Сообщите, в скольких строках ниже встречается слово «使用指纹识别功能» с учетом регистра. В ответе укажите только число.

● НАБОР ДАННЫХ:
● ● ●

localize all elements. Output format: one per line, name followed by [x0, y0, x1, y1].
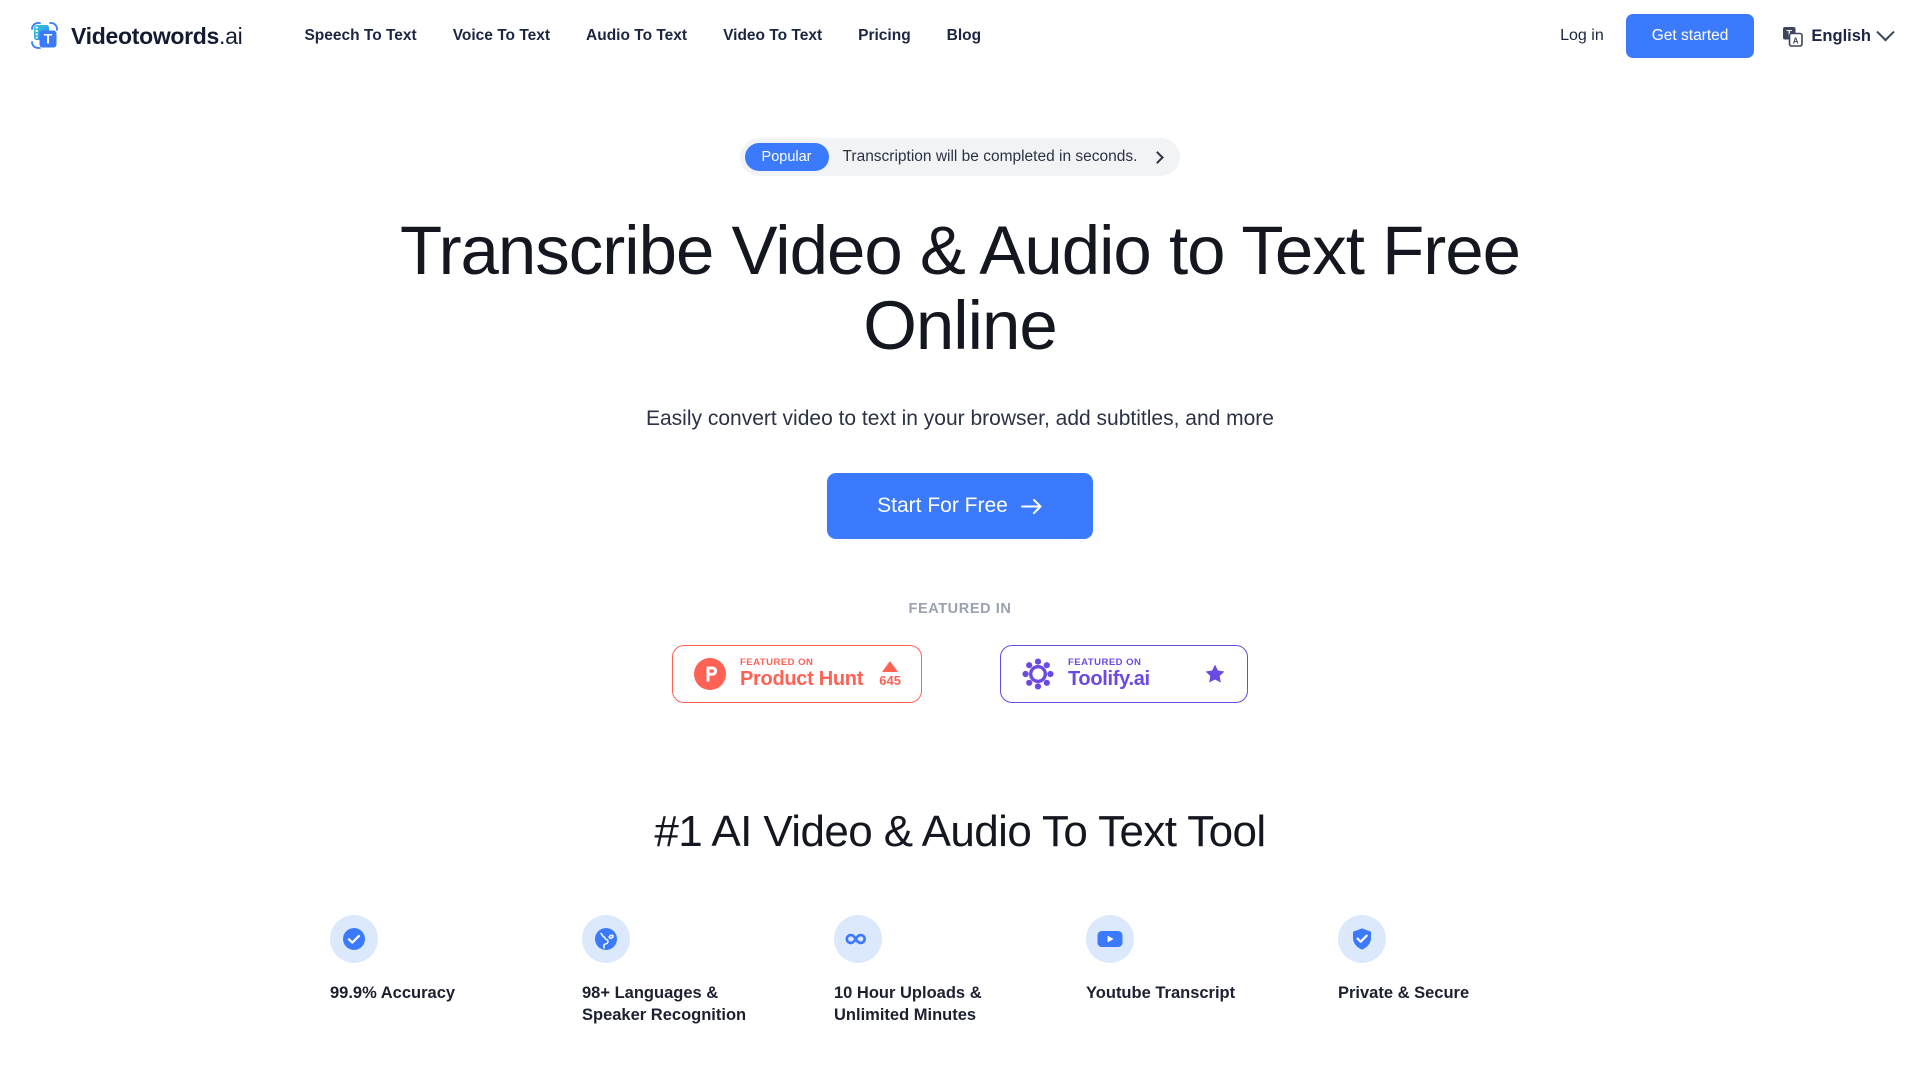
feature-label: 10 Hour Uploads & Unlimited Minutes: [834, 984, 982, 1025]
get-started-button[interactable]: Get started: [1625, 14, 1755, 58]
nav-item-video-to-text[interactable]: Video To Text: [723, 27, 822, 45]
features-list: 99.9% Accuracy 98+ Languages & Speaker R…: [0, 915, 1920, 1027]
feature-item-languages: 98+ Languages & Speaker Recognition: [582, 915, 834, 1027]
features-section: #1 AI Video & Audio To Text Tool 99.9% A…: [0, 807, 1920, 1027]
globe-icon: [595, 928, 617, 951]
feature-icon-wrap: [1086, 915, 1134, 964]
hero-section: Popular Transcription will be completed …: [0, 72, 1920, 704]
nav-item-audio-to-text[interactable]: Audio To Text: [586, 27, 687, 45]
feature-label: Private & Secure: [1338, 984, 1470, 1003]
language-label: English: [1811, 26, 1871, 45]
chevron-right-icon: [1151, 150, 1165, 164]
feature-icon-wrap: [1338, 915, 1386, 964]
nav-item-blog[interactable]: Blog: [947, 27, 981, 45]
check-circle-icon: [343, 928, 365, 951]
nav-item-pricing[interactable]: Pricing: [858, 27, 911, 45]
cta-label: Start For Free: [877, 494, 1008, 518]
shield-check-icon: [1353, 928, 1371, 950]
arrow-right-icon: [1020, 498, 1042, 514]
pill-badge-popular: Popular: [744, 143, 829, 171]
nav-item-voice-to-text[interactable]: Voice To Text: [453, 27, 550, 45]
nav-item-speech-to-text[interactable]: Speech To Text: [304, 27, 416, 45]
feature-icon-wrap: [834, 915, 882, 964]
brand-name-main: Videotowords: [71, 22, 220, 49]
feature-item-private-secure: Private & Secure: [1338, 915, 1590, 1027]
cta-wrapper: Start For Free: [0, 473, 1920, 540]
features-section-title: #1 AI Video & Audio To Text Tool: [654, 807, 1266, 857]
translate-icon: T A: [1783, 26, 1804, 47]
toolify-kicker: FEATURED ON: [1068, 656, 1142, 668]
product-hunt-votes-wrap: 645: [879, 660, 901, 688]
toolify-badge[interactable]: FEATURED ON Toolify.ai: [1000, 645, 1248, 704]
product-hunt-icon: [694, 658, 726, 691]
pill-text: Transcription will be completed in secon…: [842, 148, 1138, 165]
product-hunt-vote-count: 645: [879, 672, 901, 688]
feature-label: 99.9% Accuracy: [330, 984, 456, 1003]
youtube-icon: [1097, 931, 1123, 948]
featured-in-label: FEATURED IN: [908, 601, 1012, 618]
brand-name: Videotowords.ai: [71, 22, 243, 50]
feature-icon-wrap: [330, 915, 378, 964]
svg-text:T: T: [44, 31, 53, 47]
upvote-caret-icon: [882, 660, 899, 672]
header-actions: Log in Get started T A English: [1560, 14, 1895, 58]
toolify-icon: [1022, 658, 1054, 690]
featured-badges: FEATURED ON Product Hunt 645 FEATURED ON…: [0, 645, 1920, 704]
film-text-logo-icon: T: [31, 22, 58, 49]
language-selector[interactable]: T A English: [1776, 22, 1895, 47]
feature-item-youtube: Youtube Transcript: [1086, 915, 1338, 1027]
site-header: T Videotowords.ai Speech To Text Voice T…: [0, 0, 1920, 72]
toolify-star-wrap: [1203, 662, 1227, 686]
product-hunt-kicker: FEATURED ON: [740, 656, 814, 668]
start-for-free-button[interactable]: Start For Free: [827, 473, 1093, 540]
feature-label: Youtube Transcript: [1086, 984, 1236, 1003]
login-link[interactable]: Log in: [1560, 27, 1604, 45]
chevron-down-icon: [1876, 22, 1895, 41]
announcement-pill[interactable]: Popular Transcription will be completed …: [739, 138, 1181, 176]
feature-item-uploads: 10 Hour Uploads & Unlimited Minutes: [834, 915, 1086, 1027]
product-hunt-name: Product Hunt: [740, 668, 864, 691]
product-hunt-badge[interactable]: FEATURED ON Product Hunt 645: [672, 645, 922, 704]
svg-text:A: A: [1793, 36, 1799, 45]
feature-label: 98+ Languages & Speaker Recognition: [582, 984, 747, 1025]
feature-item-accuracy: 99.9% Accuracy: [330, 915, 582, 1027]
star-icon: [1205, 664, 1225, 683]
page-title: Transcribe Video & Audio to Text Free On…: [399, 212, 1521, 364]
hero-subtitle: Easily convert video to text in your bro…: [646, 407, 1274, 431]
toolify-copy: FEATURED ON Toolify.ai: [1068, 656, 1150, 691]
toolify-name: Toolify.ai: [1068, 668, 1150, 691]
feature-icon-wrap: [582, 915, 630, 964]
product-hunt-copy: FEATURED ON Product Hunt: [740, 656, 864, 691]
main-nav: Speech To Text Voice To Text Audio To Te…: [304, 27, 1560, 45]
brand-name-suffix: .ai: [219, 22, 243, 49]
brand-logo[interactable]: T Videotowords.ai: [28, 19, 243, 53]
infinity-icon: [845, 933, 866, 945]
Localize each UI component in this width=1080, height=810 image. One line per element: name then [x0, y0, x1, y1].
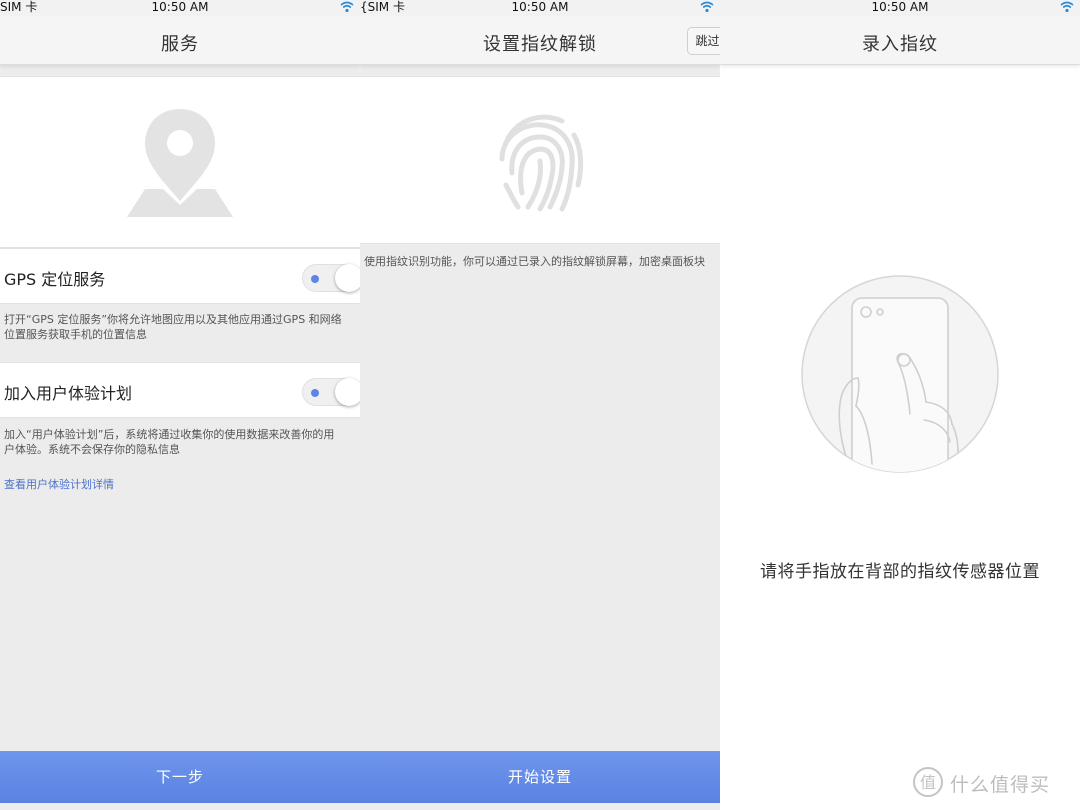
watermark-logo-icon: 值 [913, 767, 943, 797]
toggle-on-indicator [311, 275, 319, 283]
nav-bar: 设置指纹解锁 跳过取消 [360, 16, 720, 65]
clock: 10:50 AM [871, 0, 929, 14]
gps-description: 打开“GPS 定位服务”你将允许地图应用以及其他应用通过GPS 和网络位置服务获… [4, 313, 342, 341]
status-bar: SIM 卡 10:50 AM [0, 0, 360, 16]
toggle-knob [335, 378, 360, 406]
watermark: 值 什么值得买 [912, 766, 1072, 800]
clock: 10:50 AM [151, 0, 209, 14]
fingerprint-hero [360, 76, 720, 244]
wifi-icon [1060, 1, 1074, 13]
page-title: 服务 [161, 34, 199, 55]
toggle-knob [335, 264, 360, 292]
fingerprint-setup-screen: {SIM 卡 10:50 AM 设置指纹解锁 跳过取消 使用指纹识别功能，你可以… [360, 0, 720, 810]
status-bar: 10:50 AM [720, 0, 1080, 16]
nav-bar: 服务 [0, 16, 360, 65]
watermark-text: 什么值得买 [950, 774, 1051, 796]
enroll-fingerprint-screen: 10:50 AM 录入指纹 请将手指放在背部的指纹传感器位置 [720, 0, 1080, 810]
wifi-icon [700, 1, 714, 13]
ux-plan-description: 加入“用户体验计划”后，系统将通过收集你的使用数据来改善你的用户体验。系统不会保… [4, 428, 335, 456]
next-button[interactable]: 下一步 [0, 751, 360, 803]
ux-plan-details-link[interactable]: 查看用户体验计划详情 [4, 476, 114, 492]
clock: 10:50 AM [511, 0, 569, 14]
gps-toggle[interactable] [302, 264, 360, 292]
ux-plan-label: 加入用户体验计划 [4, 384, 133, 403]
gps-row[interactable]: GPS 定位服务 [0, 248, 360, 304]
watermark-logo-text: 值 [920, 773, 936, 792]
location-hero [0, 76, 360, 248]
ux-plan-toggle[interactable] [302, 378, 360, 406]
status-bar: {SIM 卡 10:50 AM [360, 0, 720, 16]
fingerprint-icon [499, 114, 584, 212]
wifi-icon [340, 1, 354, 13]
hand-on-phone-icon [801, 275, 999, 473]
ux-plan-row[interactable]: 加入用户体验计划 [0, 362, 360, 418]
start-setup-button[interactable]: 开始设置 [360, 751, 720, 803]
enroll-prompt: 请将手指放在背部的指纹传感器位置 [760, 562, 1040, 582]
toggle-on-indicator [311, 389, 319, 397]
skip-label: 跳过 [695, 34, 720, 48]
skip-button[interactable]: 跳过取消 [687, 27, 720, 55]
page-title: 录入指纹 [862, 34, 938, 55]
location-pin-icon [127, 109, 233, 217]
gps-label: GPS 定位服务 [4, 270, 106, 289]
fingerprint-description: 使用指纹识别功能，你可以通过已录入的指纹解锁屏幕，加密桌面板块 [364, 255, 705, 268]
page-title: 设置指纹解锁 [483, 34, 597, 55]
services-screen: SIM 卡 10:50 AM 服务 GPS 定位服务 打开“GPS 定位服务”你… [0, 0, 360, 810]
nav-bar: 录入指纹 [720, 16, 1080, 65]
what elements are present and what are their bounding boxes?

● ● ●

● ОТВЕТ: 2